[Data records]
········

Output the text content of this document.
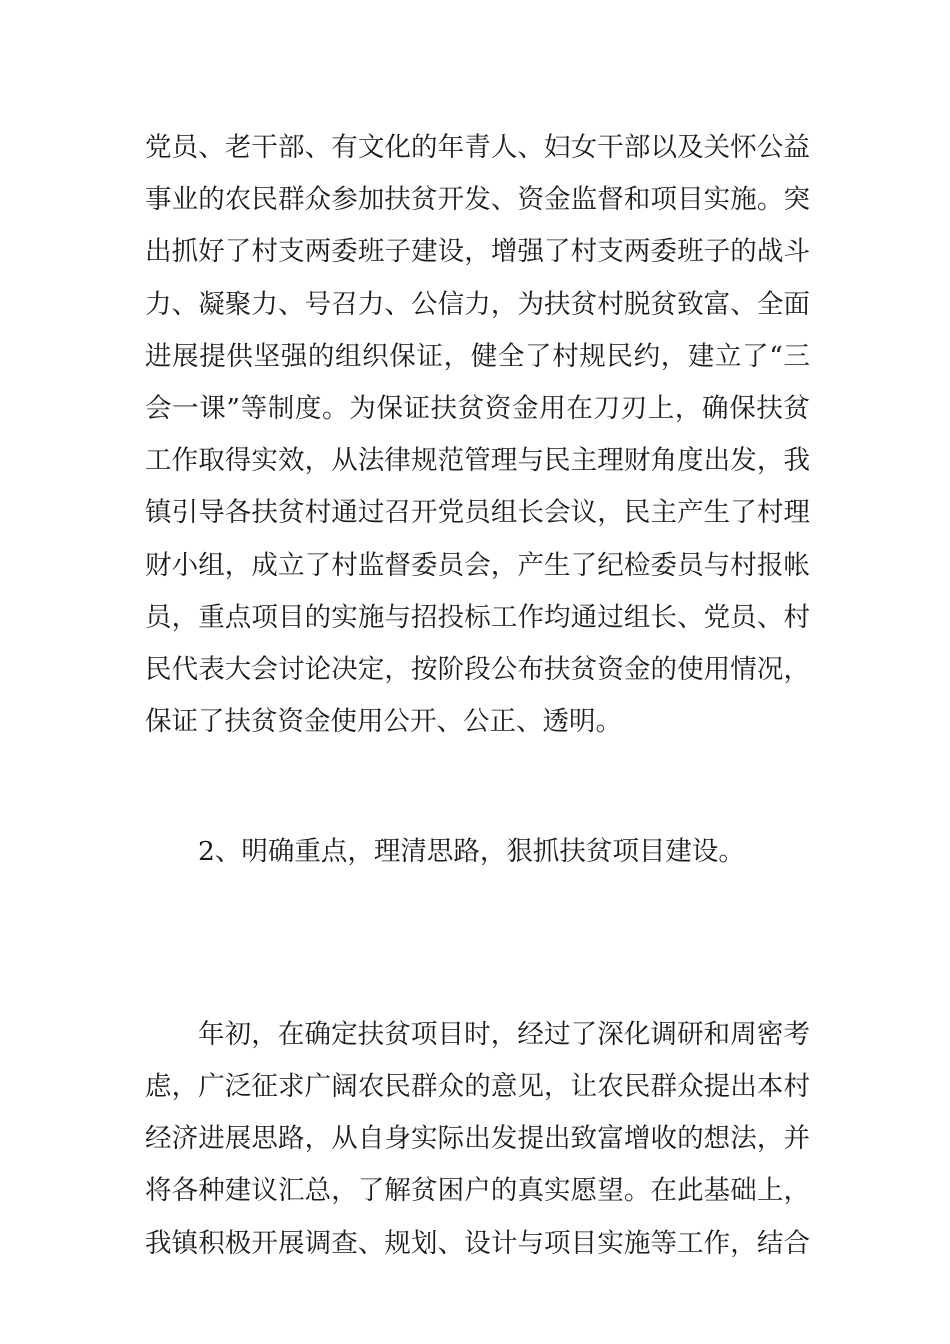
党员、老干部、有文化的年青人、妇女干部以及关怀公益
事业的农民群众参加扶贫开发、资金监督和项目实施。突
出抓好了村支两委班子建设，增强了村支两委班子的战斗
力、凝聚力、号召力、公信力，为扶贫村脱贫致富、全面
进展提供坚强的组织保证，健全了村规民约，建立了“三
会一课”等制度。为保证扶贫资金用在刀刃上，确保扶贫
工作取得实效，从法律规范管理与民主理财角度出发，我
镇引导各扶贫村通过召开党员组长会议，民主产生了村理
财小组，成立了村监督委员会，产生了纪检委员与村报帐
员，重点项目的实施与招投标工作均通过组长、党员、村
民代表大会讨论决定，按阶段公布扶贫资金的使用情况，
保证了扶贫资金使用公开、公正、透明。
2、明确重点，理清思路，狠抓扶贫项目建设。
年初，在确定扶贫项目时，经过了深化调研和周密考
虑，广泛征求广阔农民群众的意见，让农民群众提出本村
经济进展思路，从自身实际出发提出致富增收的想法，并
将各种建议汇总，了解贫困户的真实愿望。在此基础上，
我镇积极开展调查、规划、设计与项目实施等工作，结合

········

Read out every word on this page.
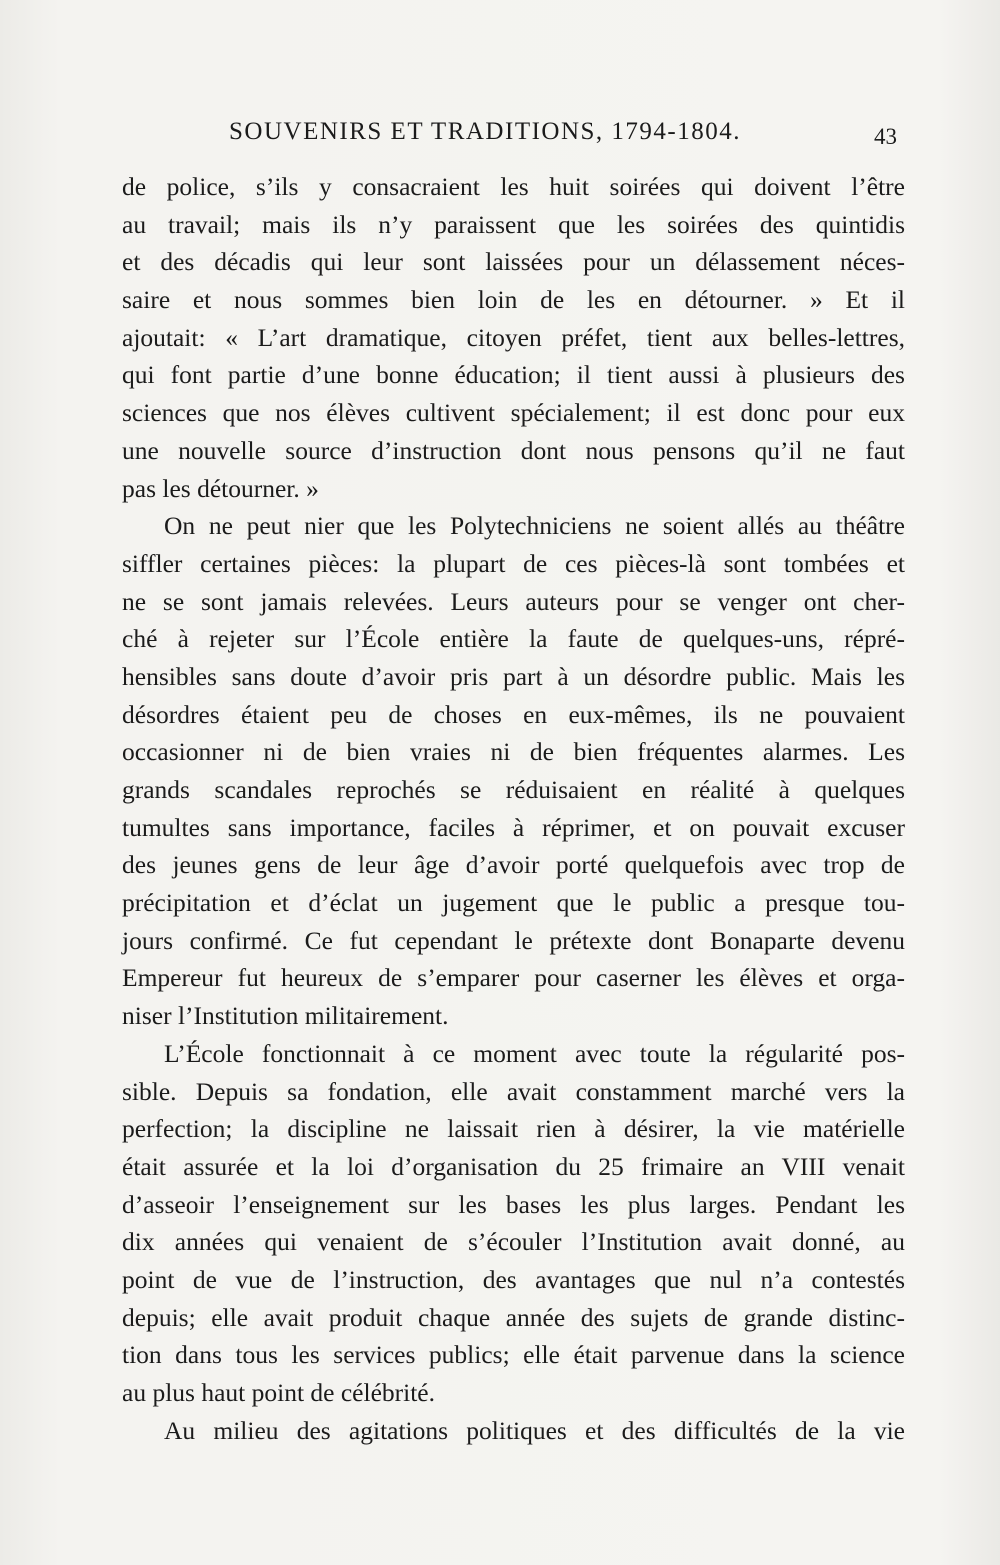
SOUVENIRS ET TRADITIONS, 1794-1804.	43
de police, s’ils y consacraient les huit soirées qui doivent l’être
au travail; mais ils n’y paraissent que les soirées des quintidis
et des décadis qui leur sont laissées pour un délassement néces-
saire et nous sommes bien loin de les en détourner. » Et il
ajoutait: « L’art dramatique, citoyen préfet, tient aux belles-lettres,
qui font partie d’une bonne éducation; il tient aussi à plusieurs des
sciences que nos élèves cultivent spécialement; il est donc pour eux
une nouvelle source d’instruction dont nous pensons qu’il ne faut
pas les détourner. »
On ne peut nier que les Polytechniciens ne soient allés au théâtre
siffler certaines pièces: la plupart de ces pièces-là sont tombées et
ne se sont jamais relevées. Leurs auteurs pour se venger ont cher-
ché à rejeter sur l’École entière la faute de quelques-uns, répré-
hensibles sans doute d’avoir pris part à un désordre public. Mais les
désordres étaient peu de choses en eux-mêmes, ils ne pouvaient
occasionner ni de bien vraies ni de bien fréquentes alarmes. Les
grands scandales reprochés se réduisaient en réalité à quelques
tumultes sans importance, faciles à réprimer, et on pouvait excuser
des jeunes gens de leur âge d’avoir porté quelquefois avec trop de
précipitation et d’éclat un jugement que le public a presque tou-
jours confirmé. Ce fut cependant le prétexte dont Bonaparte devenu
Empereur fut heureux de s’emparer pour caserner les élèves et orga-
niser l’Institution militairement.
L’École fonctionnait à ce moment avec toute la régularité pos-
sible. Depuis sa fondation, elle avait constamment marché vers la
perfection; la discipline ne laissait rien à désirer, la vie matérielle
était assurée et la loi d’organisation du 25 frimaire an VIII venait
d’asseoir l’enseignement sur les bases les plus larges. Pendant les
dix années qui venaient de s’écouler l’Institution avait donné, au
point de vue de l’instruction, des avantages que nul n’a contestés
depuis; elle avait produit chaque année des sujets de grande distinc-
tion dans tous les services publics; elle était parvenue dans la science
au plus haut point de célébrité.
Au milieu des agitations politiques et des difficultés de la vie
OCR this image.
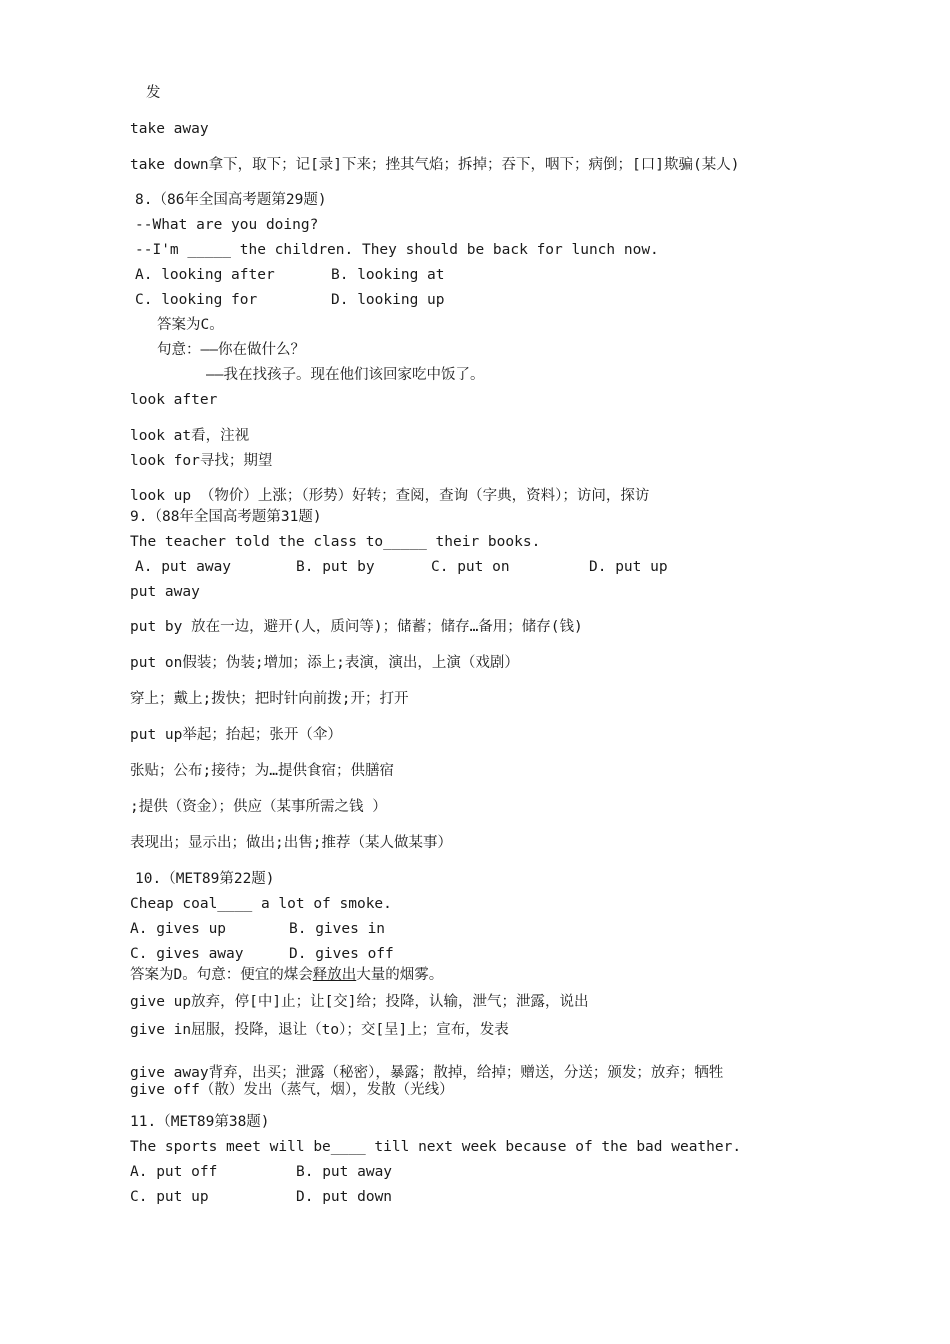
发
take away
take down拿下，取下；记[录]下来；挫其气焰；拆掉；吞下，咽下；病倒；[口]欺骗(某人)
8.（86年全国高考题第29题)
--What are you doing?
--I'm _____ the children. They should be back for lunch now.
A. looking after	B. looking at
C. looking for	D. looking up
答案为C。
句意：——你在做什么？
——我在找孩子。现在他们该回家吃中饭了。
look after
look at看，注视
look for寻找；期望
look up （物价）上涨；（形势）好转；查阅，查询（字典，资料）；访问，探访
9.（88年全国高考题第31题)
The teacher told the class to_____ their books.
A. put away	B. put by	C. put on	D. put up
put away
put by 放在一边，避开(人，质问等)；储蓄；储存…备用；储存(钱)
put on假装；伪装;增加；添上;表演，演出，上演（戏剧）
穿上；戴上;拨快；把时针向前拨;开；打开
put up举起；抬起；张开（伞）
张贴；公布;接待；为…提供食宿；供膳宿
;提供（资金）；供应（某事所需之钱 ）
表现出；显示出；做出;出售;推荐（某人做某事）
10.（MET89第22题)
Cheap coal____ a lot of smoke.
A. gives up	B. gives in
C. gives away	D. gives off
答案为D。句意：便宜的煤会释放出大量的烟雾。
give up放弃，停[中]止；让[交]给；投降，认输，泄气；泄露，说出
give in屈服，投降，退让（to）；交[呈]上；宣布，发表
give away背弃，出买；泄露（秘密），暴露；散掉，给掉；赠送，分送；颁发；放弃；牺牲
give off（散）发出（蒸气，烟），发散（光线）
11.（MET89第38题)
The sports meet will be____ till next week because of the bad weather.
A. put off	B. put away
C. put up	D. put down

········

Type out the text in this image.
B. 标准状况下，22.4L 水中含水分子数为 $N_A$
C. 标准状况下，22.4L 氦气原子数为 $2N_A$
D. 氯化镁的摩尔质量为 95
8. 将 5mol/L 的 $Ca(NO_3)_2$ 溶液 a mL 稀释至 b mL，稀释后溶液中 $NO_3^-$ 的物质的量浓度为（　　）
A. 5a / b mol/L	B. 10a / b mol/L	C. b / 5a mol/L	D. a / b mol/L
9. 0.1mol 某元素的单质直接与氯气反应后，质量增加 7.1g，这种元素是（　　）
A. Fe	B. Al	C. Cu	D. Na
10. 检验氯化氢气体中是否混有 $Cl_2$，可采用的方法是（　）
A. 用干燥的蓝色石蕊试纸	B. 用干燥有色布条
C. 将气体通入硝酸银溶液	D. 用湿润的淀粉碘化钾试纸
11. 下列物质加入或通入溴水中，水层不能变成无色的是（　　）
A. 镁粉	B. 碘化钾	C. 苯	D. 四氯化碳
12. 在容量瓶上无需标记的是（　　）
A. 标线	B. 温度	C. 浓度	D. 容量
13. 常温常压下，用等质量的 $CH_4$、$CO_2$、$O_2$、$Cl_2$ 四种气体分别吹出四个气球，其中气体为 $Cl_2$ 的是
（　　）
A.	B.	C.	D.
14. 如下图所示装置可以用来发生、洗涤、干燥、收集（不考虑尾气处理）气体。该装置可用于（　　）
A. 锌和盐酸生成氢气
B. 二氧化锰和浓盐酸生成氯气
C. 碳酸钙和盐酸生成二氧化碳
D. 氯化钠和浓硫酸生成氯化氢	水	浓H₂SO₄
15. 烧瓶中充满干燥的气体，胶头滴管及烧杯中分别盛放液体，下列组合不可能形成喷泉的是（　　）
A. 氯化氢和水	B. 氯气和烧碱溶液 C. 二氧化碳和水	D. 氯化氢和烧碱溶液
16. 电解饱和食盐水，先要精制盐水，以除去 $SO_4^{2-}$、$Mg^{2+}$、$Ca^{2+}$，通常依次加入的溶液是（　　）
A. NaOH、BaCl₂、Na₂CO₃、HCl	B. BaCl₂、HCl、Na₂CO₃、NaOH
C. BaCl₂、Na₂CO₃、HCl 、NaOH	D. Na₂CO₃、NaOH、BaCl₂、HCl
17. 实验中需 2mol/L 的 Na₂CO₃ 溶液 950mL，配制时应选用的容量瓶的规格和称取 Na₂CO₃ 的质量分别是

········

Sift through the entries and copy every line with "quelques".

Worked solution ->
ché à rejeter sur l’École entière la faute de quelques-uns, répré-
grands scandales reprochés se réduisaient en réalité à quelques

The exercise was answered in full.